Data to process ->
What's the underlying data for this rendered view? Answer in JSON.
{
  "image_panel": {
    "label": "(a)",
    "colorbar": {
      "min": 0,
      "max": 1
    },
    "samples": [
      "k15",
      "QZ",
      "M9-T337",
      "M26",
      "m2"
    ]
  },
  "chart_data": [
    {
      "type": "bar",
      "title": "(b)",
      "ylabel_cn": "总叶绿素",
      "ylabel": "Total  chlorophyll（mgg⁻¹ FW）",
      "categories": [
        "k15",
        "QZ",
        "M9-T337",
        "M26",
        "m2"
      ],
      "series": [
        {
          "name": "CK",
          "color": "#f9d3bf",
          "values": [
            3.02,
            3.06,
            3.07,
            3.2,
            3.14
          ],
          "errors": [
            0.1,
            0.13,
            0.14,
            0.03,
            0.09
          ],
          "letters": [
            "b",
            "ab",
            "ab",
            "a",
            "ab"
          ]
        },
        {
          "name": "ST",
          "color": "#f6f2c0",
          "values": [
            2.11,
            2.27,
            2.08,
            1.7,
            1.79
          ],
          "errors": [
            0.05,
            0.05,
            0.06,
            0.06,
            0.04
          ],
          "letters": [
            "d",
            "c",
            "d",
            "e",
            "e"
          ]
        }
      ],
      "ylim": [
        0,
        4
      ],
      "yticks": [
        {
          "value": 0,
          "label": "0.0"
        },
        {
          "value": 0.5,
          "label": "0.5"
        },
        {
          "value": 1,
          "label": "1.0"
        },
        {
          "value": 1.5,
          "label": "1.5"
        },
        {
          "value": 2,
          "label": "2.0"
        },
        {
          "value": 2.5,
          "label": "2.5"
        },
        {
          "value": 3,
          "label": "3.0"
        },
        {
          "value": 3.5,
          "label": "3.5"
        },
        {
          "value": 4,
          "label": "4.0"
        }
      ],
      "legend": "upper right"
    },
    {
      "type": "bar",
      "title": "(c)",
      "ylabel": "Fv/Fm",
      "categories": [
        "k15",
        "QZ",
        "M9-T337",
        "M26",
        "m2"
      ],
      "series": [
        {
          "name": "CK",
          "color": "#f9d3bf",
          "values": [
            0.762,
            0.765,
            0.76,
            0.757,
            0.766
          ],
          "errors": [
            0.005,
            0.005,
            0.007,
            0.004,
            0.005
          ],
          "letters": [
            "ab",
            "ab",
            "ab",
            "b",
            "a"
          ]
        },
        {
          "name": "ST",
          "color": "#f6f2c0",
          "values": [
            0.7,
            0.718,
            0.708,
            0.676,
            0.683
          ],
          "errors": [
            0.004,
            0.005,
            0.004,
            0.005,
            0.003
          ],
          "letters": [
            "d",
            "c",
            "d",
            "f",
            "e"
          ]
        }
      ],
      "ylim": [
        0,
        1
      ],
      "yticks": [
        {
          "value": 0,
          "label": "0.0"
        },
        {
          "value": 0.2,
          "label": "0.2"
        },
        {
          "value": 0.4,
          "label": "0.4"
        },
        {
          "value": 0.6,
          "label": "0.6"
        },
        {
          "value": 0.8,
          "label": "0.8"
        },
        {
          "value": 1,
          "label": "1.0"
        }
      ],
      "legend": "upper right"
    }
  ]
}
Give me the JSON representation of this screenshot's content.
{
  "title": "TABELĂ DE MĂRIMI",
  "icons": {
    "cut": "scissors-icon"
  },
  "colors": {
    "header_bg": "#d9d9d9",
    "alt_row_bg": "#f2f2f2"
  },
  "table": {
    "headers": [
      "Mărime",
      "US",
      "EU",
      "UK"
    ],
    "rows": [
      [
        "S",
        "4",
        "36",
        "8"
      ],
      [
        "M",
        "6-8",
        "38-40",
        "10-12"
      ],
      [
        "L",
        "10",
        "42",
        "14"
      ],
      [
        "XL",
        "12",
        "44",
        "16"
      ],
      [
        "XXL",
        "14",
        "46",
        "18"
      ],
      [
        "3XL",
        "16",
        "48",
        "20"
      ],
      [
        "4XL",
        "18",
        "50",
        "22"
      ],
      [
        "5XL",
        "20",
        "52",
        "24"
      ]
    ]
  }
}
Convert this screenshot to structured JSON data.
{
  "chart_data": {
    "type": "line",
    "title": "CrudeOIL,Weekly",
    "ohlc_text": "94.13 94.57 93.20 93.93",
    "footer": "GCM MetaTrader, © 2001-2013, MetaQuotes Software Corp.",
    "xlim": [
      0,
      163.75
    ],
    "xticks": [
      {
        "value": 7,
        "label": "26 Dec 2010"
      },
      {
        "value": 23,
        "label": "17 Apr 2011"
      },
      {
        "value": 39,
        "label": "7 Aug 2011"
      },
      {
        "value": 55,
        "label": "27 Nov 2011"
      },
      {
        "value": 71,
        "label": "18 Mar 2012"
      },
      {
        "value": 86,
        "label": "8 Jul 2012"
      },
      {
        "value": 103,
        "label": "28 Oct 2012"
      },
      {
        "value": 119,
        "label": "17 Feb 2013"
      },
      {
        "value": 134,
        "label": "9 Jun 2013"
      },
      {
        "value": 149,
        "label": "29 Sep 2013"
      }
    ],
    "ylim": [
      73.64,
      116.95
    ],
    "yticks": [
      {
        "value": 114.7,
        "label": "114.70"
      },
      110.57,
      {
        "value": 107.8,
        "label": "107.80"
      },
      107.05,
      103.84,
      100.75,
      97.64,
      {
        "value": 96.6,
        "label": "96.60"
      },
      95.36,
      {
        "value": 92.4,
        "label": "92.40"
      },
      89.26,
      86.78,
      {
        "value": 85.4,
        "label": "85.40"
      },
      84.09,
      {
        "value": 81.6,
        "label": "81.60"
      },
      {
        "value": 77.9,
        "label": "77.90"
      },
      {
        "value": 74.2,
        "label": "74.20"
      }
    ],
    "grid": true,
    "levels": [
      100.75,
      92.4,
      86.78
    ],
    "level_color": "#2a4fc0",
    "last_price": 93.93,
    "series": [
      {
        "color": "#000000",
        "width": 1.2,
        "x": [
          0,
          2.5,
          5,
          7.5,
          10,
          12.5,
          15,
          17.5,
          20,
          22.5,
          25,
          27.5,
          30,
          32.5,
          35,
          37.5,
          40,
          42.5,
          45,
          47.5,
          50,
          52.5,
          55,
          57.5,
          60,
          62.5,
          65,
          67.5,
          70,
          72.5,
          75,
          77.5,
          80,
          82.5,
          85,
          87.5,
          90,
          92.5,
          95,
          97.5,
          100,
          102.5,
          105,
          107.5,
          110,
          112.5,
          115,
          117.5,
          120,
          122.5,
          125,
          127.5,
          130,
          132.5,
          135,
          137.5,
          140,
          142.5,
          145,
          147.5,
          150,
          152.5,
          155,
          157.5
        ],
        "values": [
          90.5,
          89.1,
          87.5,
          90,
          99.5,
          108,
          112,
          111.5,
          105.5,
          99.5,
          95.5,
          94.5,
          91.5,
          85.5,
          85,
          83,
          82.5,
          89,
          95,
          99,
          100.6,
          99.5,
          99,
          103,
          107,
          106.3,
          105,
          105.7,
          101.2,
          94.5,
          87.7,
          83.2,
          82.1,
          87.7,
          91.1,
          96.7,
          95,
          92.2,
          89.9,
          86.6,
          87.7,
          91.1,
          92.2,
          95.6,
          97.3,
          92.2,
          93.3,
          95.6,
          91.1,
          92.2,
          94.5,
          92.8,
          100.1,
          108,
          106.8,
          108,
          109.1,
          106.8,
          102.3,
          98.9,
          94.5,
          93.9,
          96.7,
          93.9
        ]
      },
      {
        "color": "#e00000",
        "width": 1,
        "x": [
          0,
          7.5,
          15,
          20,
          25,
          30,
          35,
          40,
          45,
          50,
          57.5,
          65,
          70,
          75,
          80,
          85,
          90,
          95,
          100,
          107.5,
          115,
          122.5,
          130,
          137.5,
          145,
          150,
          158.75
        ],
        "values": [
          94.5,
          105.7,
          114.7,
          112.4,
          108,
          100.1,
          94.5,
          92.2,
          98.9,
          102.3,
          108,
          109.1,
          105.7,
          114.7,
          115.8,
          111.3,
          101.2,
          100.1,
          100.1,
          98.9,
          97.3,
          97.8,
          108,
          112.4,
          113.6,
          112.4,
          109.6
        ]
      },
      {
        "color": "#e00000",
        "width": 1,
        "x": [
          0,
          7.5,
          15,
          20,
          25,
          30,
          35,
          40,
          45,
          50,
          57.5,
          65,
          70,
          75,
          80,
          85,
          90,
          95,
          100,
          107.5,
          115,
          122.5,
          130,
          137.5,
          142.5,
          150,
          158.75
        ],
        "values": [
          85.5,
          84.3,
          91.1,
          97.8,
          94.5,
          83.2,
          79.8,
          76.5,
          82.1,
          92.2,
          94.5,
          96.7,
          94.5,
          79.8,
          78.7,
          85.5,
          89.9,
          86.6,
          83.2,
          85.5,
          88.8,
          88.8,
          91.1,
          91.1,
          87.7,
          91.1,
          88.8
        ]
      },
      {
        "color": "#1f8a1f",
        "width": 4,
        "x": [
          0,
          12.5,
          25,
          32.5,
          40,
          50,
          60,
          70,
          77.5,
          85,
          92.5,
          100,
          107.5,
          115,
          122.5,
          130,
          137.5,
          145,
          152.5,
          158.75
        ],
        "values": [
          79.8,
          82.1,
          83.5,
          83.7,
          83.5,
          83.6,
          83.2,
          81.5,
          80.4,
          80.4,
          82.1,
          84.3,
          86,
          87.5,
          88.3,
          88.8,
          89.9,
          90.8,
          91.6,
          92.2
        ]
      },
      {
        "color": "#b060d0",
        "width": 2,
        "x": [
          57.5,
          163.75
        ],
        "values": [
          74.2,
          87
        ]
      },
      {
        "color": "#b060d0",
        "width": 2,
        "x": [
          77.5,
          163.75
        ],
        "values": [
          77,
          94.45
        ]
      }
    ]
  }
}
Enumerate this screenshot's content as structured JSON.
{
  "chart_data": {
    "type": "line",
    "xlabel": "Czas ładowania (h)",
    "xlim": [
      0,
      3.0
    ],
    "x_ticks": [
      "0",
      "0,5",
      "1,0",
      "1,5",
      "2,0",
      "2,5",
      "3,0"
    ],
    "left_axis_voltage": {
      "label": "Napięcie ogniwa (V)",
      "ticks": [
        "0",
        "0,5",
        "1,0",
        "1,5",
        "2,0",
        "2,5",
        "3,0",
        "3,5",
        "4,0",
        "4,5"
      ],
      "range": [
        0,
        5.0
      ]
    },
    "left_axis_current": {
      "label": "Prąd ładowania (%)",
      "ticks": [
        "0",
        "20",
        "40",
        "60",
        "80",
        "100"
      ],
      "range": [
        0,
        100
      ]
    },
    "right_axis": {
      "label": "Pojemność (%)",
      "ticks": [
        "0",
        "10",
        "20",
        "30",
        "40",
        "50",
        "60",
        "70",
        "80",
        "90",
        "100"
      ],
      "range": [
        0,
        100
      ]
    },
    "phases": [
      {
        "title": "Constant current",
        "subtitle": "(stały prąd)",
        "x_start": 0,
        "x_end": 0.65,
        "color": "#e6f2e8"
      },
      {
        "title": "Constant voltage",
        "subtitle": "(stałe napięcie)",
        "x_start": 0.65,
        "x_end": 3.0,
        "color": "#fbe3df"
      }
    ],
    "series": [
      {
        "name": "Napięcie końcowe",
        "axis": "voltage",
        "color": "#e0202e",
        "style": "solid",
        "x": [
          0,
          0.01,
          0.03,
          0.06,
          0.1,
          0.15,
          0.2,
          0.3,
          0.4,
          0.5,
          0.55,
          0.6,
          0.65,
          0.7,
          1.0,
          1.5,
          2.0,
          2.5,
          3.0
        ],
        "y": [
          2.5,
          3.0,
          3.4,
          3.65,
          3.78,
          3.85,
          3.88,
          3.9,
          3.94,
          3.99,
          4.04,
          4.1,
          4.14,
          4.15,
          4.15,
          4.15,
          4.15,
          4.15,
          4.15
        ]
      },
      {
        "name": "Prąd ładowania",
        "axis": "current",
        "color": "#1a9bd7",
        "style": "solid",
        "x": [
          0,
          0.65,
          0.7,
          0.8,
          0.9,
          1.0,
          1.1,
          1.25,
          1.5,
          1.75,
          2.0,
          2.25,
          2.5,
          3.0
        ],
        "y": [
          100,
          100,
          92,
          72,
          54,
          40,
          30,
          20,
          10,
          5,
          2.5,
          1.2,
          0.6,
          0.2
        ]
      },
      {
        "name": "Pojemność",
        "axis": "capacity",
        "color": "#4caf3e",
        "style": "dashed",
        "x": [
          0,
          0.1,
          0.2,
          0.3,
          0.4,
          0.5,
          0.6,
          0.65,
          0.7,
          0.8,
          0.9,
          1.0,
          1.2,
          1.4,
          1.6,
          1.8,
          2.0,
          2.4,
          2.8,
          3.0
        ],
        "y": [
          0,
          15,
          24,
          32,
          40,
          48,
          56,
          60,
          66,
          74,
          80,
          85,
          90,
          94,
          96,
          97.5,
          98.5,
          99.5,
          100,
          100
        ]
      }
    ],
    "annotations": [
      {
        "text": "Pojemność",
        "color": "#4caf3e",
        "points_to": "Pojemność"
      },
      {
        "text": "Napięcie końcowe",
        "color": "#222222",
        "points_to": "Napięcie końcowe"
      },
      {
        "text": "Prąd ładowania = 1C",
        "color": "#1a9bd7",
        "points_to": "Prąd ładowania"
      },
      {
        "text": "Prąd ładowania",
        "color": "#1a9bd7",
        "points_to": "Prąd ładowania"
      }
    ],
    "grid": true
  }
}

What to work on -> Identify each line in the records above containing the word "content"; copy those lines.

Full answer ->
Give me the JSON representation of this screenshot's content.
Enumerate this screenshot's content as structured JSON.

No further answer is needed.